_WHAT YOU NEED TO DO_:
Write the next part of the passage on steam injection for oil recovery, picking up right after its final sentence.

_PASSAGE PROVIDED_:
━━━━━━━━━━

Steam injection can increase oil production through a number of mechanisms. The viscosity of most oils is strongly dependent upon its temperature. In many cases, the viscosity of the reservoir oil can be reduced by 100 fold or more if the temperature of the oil is increased several hundred degrees. Steam injection can have substantial benefits in recovering even relatively light, low-viscosity oil. This is particularly true where such oils exist in thick, low permeability sands where present fracturing techniques are not effective. In such cases, a reduction in viscosity of the reservoir oil can sharply increase productivity. Steam injection is also useful in removing wellbore damage at injection and producing wells. Such damage is often attributable to asphaltic or paraffinic components of the crude oil which clog the pore spaces of the reservoir sand in the immediate vicinity of the well. Steam injection can be used to remove these deposits from the wellbore.

━━━━━━━━━━

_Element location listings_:

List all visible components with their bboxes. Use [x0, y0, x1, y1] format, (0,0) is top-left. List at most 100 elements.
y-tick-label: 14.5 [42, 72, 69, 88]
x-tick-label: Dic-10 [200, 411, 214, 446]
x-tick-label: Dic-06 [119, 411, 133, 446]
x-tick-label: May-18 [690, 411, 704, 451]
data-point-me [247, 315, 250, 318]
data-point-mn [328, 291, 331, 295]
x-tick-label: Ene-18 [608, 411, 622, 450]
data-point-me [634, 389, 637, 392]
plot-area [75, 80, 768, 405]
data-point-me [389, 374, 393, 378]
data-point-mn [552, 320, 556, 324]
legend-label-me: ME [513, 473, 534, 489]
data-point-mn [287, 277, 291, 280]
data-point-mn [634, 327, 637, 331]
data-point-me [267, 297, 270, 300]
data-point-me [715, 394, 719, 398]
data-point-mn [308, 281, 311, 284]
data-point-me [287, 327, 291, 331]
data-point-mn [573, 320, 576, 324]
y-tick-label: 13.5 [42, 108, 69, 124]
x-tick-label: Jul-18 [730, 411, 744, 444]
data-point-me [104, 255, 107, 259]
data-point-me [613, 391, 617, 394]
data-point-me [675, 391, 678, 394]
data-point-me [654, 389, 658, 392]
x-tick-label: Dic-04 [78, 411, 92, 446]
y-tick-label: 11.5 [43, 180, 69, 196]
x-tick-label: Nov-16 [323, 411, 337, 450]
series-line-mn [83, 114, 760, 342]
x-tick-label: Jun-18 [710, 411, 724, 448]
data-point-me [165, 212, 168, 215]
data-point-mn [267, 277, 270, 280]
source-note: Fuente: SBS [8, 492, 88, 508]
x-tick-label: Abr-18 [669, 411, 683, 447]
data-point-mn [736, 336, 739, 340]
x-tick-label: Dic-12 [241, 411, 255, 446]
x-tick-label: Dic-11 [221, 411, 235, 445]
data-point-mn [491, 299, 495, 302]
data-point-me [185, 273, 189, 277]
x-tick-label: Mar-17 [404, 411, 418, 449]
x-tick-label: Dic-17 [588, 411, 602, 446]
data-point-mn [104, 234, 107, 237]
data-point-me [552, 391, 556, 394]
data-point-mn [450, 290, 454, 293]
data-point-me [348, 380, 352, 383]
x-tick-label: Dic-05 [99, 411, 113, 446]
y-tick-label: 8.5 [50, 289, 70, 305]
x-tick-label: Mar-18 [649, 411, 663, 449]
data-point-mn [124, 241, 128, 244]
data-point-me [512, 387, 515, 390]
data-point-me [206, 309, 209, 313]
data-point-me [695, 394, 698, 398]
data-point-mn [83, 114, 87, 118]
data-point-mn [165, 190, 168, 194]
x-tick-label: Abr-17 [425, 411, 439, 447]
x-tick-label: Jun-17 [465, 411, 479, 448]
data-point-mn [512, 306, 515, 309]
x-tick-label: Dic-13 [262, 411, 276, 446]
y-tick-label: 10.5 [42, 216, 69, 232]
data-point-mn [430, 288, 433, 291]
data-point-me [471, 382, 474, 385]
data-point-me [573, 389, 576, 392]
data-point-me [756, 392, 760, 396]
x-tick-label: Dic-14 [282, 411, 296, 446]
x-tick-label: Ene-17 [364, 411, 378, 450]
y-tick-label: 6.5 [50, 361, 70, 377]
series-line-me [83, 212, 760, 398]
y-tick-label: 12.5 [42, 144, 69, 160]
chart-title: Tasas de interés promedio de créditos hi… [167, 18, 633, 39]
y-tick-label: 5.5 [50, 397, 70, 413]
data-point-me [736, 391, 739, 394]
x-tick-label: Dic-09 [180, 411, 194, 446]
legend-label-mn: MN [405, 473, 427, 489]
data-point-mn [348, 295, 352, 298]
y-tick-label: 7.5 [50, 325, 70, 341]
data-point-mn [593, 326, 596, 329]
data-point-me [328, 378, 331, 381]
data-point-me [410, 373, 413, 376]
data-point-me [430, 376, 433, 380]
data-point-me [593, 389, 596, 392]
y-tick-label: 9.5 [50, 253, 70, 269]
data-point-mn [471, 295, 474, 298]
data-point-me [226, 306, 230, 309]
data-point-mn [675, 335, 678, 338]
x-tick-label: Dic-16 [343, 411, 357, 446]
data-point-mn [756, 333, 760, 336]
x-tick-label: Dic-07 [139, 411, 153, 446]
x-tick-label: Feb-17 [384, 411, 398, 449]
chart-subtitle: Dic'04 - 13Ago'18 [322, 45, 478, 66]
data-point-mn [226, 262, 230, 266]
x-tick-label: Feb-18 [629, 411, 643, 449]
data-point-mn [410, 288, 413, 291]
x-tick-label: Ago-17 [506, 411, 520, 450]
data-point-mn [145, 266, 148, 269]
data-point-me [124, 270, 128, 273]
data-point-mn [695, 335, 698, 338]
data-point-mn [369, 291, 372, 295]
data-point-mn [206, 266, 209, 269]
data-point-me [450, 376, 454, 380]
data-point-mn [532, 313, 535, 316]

━━━━━━━━━━

_RESULT OF THE EXERCISE_:
Injection of high temperature steam which may be 650° F. or even higher doses, however, present some special operational problems. When the steam is injected through the tubing, there may be substantial transfer of heat across the annular space to the well casing. When the well casing is firmly cemented into the wellbore, as it generally is, the thermally induced stresses may result in casing failure. Moreover, the primary object of any steam injection process is to transfer the thermal energy from the surface of the earth to the oil-bearing formation. Where significant quantities of thermal energy are lost as the steam travels through the tubing string, the process is naturally less efficient. On even a shallow well, the thermal losses from the steam during its travel down the tubing may be so high that the initially high-temperature, superheated or saturated steam will condense into hot water before reaching the formation. Such condensation represents a tremendous loss in the amount of thermal energy that the injected fluid is able to carry into the reservoir.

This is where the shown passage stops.